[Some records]
▬▬▬▬▬▬▬▬▬▬
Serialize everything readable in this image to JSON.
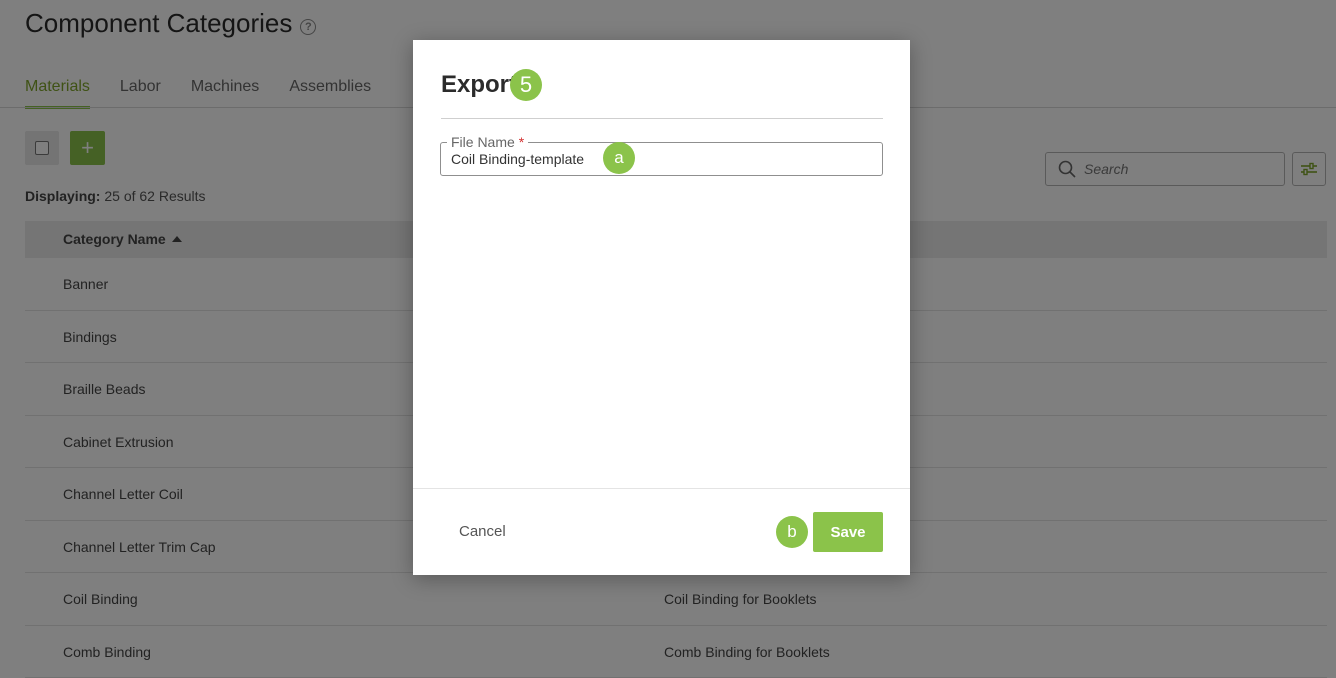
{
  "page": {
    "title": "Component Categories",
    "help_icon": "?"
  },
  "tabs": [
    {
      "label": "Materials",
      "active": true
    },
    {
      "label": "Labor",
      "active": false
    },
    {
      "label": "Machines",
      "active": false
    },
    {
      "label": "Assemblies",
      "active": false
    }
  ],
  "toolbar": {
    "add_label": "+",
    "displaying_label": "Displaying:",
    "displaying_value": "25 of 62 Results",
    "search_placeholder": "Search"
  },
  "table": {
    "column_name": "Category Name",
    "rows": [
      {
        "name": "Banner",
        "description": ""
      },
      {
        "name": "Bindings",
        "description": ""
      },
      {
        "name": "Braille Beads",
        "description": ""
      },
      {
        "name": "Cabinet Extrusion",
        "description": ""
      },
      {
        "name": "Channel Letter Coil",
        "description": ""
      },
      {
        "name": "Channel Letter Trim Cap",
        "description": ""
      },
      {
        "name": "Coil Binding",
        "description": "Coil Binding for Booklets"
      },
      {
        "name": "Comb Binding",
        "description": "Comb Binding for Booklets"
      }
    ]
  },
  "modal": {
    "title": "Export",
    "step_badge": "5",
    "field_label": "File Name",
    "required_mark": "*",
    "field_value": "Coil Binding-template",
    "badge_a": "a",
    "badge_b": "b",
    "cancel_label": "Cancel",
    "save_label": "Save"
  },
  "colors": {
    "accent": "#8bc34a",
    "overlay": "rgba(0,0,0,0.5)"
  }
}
▬▬▬▬▬▬▬▬▬▬
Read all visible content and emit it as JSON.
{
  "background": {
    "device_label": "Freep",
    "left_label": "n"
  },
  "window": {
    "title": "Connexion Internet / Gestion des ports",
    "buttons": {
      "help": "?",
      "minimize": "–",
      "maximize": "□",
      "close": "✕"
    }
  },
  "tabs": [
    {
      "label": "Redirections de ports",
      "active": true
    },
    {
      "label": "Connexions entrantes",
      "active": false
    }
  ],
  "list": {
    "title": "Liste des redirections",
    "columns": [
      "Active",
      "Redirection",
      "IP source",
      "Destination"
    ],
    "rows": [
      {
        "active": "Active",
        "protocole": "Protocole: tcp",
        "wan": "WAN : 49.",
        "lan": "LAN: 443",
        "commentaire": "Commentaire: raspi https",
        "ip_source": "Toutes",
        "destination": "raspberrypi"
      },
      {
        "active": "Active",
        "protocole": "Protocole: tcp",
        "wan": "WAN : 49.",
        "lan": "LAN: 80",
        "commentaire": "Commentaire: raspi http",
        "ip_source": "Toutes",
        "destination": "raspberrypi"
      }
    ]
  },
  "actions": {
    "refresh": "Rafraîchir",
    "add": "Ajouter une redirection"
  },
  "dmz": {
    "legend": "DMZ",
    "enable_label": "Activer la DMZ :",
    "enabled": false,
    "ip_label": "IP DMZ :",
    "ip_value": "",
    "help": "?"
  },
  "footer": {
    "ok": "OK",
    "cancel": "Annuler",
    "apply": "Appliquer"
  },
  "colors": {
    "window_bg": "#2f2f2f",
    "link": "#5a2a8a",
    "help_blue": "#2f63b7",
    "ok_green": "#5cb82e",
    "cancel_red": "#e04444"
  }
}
▬▬▬▬▬▬▬▬▬▬
- Task directions
Report how many lines of the data contain the word "Comb", using the number alone.

- Answer below
2